== Given exercise ==
Collect the lines of the entries where "amount" shows up.

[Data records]

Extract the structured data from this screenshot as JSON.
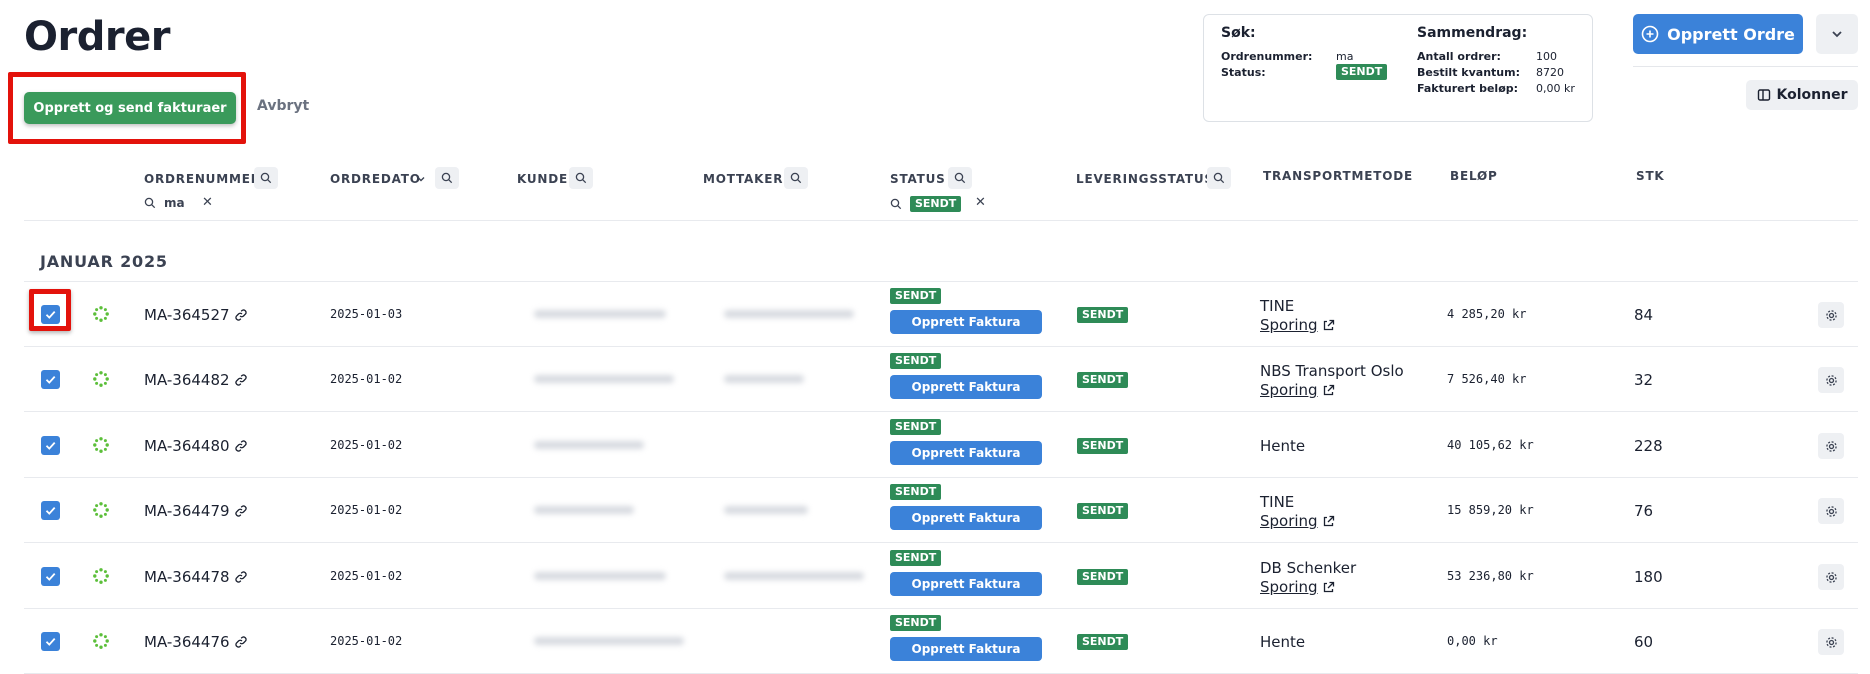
{
  "page": {
    "title": "Ordrer"
  },
  "bulk": {
    "create_send_label": "Opprett og send fakturaer",
    "cancel_label": "Avbryt"
  },
  "search_box": {
    "heading": "Søk:",
    "order_number_label": "Ordrenummer:",
    "order_number_value": "ma",
    "status_label": "Status:",
    "status_value": "SENDT"
  },
  "summary": {
    "heading": "Sammendrag:",
    "count_label": "Antall ordrer:",
    "count_value": "100",
    "qty_label": "Bestilt kvantum:",
    "qty_value": "8720",
    "invoiced_label": "Fakturert beløp:",
    "invoiced_value": "0,00 kr"
  },
  "header": {
    "create_order_label": "Opprett Ordre",
    "columns_label": "Kolonner"
  },
  "table": {
    "columns": [
      "ORDRENUMMER",
      "ORDREDATO",
      "KUNDE",
      "MOTTAKER",
      "STATUS",
      "LEVERINGSSTATUS",
      "TRANSPORTMETODE",
      "BELØP",
      "STK"
    ],
    "filters": {
      "order_number": "ma",
      "status": "SENDT"
    },
    "group_label": "JANUAR 2025",
    "invoice_button_label": "Opprett Faktura",
    "tracking_label": "Sporing",
    "rows": [
      {
        "order_no": "MA-364527",
        "date": "2025-01-03",
        "status": "SENDT",
        "delivery": "SENDT",
        "transport": "TINE",
        "tracking": true,
        "amount": "4 285,20 kr",
        "qty": "84"
      },
      {
        "order_no": "MA-364482",
        "date": "2025-01-02",
        "status": "SENDT",
        "delivery": "SENDT",
        "transport": "NBS Transport Oslo",
        "tracking": true,
        "amount": "7 526,40 kr",
        "qty": "32"
      },
      {
        "order_no": "MA-364480",
        "date": "2025-01-02",
        "status": "SENDT",
        "delivery": "SENDT",
        "transport": "Hente",
        "tracking": false,
        "amount": "40 105,62 kr",
        "qty": "228"
      },
      {
        "order_no": "MA-364479",
        "date": "2025-01-02",
        "status": "SENDT",
        "delivery": "SENDT",
        "transport": "TINE",
        "tracking": true,
        "amount": "15 859,20 kr",
        "qty": "76"
      },
      {
        "order_no": "MA-364478",
        "date": "2025-01-02",
        "status": "SENDT",
        "delivery": "SENDT",
        "transport": "DB Schenker",
        "tracking": true,
        "amount": "53 236,80 kr",
        "qty": "180"
      },
      {
        "order_no": "MA-364476",
        "date": "2025-01-02",
        "status": "SENDT",
        "delivery": "SENDT",
        "transport": "Hente",
        "tracking": false,
        "amount": "0,00 kr",
        "qty": "60"
      }
    ]
  },
  "colors": {
    "accent_blue": "#3b82d9",
    "success_green": "#2e8b57",
    "highlight_red": "#e3120b"
  }
}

== Response ==
        "amount": "4 285,20 kr",
        "amount": "7 526,40 kr",
        "amount": "40 105,62 kr",
        "amount": "15 859,20 kr",
        "amount": "53 236,80 kr",
        "amount": "0,00 kr",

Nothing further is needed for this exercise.